» **Written instruction**
Restate the listing below word for word, omitting any images.

» **Supplied entries**
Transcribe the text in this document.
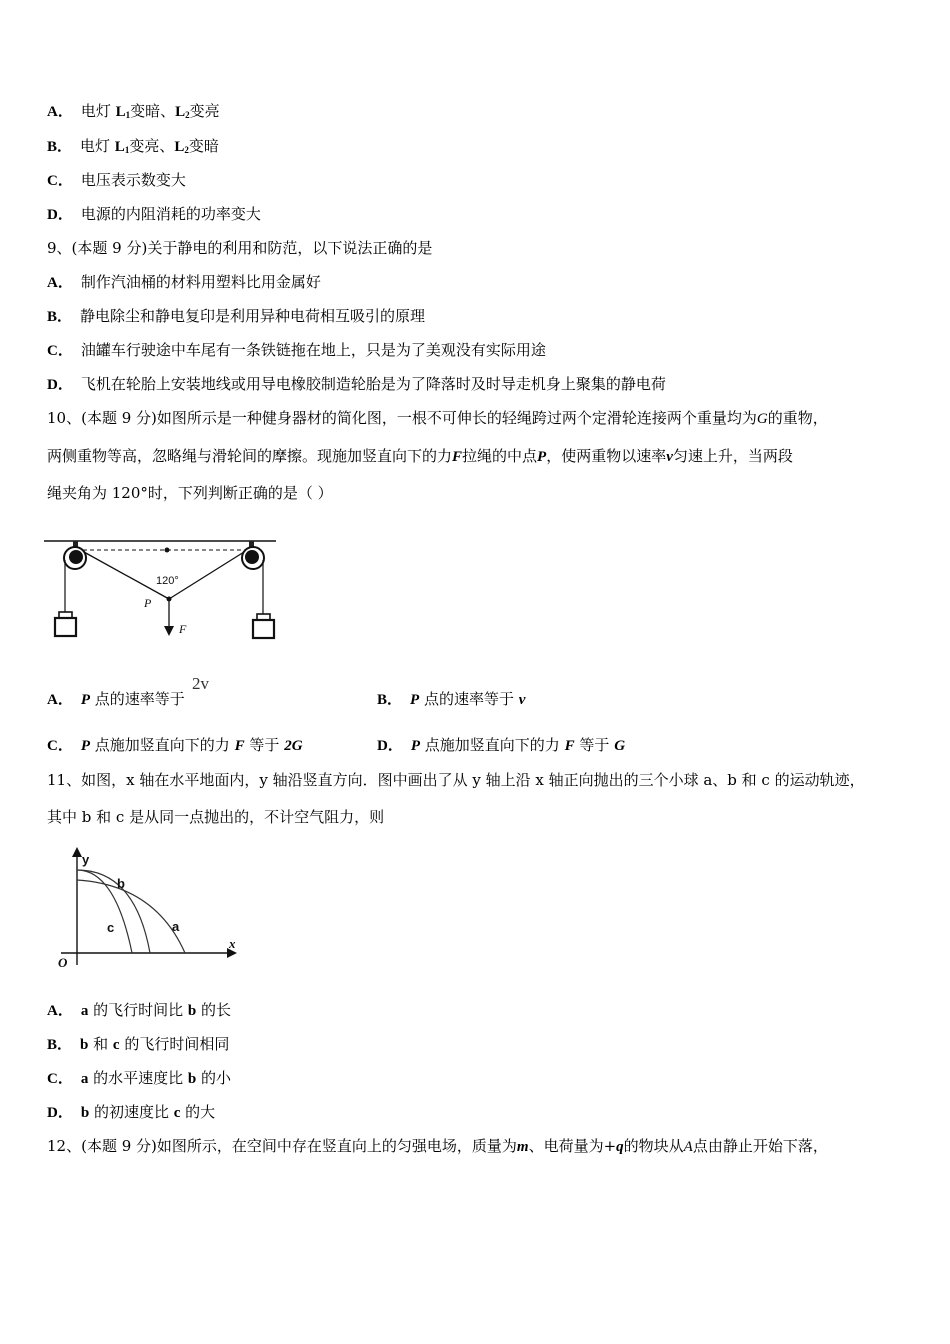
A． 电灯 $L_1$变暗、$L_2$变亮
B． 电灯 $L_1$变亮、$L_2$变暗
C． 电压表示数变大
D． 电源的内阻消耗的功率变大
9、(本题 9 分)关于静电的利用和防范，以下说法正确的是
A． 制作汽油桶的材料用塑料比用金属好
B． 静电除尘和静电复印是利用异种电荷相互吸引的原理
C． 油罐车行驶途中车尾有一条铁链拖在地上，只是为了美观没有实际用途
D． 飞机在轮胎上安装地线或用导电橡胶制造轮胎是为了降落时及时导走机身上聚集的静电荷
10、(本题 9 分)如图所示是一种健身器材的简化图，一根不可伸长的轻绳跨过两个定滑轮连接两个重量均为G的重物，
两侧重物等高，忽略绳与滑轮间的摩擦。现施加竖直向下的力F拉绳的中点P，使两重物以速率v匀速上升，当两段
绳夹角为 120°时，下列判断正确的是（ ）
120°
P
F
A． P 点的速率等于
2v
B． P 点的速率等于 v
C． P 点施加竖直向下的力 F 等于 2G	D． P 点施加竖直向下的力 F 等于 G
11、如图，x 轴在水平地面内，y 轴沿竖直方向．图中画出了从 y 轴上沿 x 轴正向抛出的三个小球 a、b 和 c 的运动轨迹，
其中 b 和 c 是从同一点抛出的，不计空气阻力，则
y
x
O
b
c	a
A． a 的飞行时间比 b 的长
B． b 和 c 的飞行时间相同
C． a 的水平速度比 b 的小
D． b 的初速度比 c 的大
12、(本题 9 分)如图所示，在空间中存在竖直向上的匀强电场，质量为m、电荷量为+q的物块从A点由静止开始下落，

» **Answer to this task**
Transcribe the text in this document.
A． 电灯 $L_1$变暗、$L_2$变亮
B． 电灯 $L_1$变亮、$L_2$变暗
C． 电压表示数变大
D． 电源的内阻消耗的功率变大
9、(本题 9 分)关于静电的利用和防范，以下说法正确的是
A． 制作汽油桶的材料用塑料比用金属好
B． 静电除尘和静电复印是利用异种电荷相互吸引的原理
C． 油罐车行驶途中车尾有一条铁链拖在地上，只是为了美观没有实际用途
D． 飞机在轮胎上安装地线或用导电橡胶制造轮胎是为了降落时及时导走机身上聚集的静电荷
10、(本题 9 分)如图所示是一种健身器材的简化图，一根不可伸长的轻绳跨过两个定滑轮连接两个重量均为G的重物，
两侧重物等高，忽略绳与滑轮间的摩擦。现施加竖直向下的力F拉绳的中点P，使两重物以速率v匀速上升，当两段
绳夹角为 120°时，下列判断正确的是（ ）
120°
P
F
A． P 点的速率等于
2v
B． P 点的速率等于 v
C． P 点施加竖直向下的力 F 等于 2G	D． P 点施加竖直向下的力 F 等于 G
11、如图，x 轴在水平地面内，y 轴沿竖直方向．图中画出了从 y 轴上沿 x 轴正向抛出的三个小球 a、b 和 c 的运动轨迹，
其中 b 和 c 是从同一点抛出的，不计空气阻力，则
y
x
O
b
c	a
A． a 的飞行时间比 b 的长
B． b 和 c 的飞行时间相同
C． a 的水平速度比 b 的小
D． b 的初速度比 c 的大
12、(本题 9 分)如图所示，在空间中存在竖直向上的匀强电场，质量为m、电荷量为+q的物块从A点由静止开始下落，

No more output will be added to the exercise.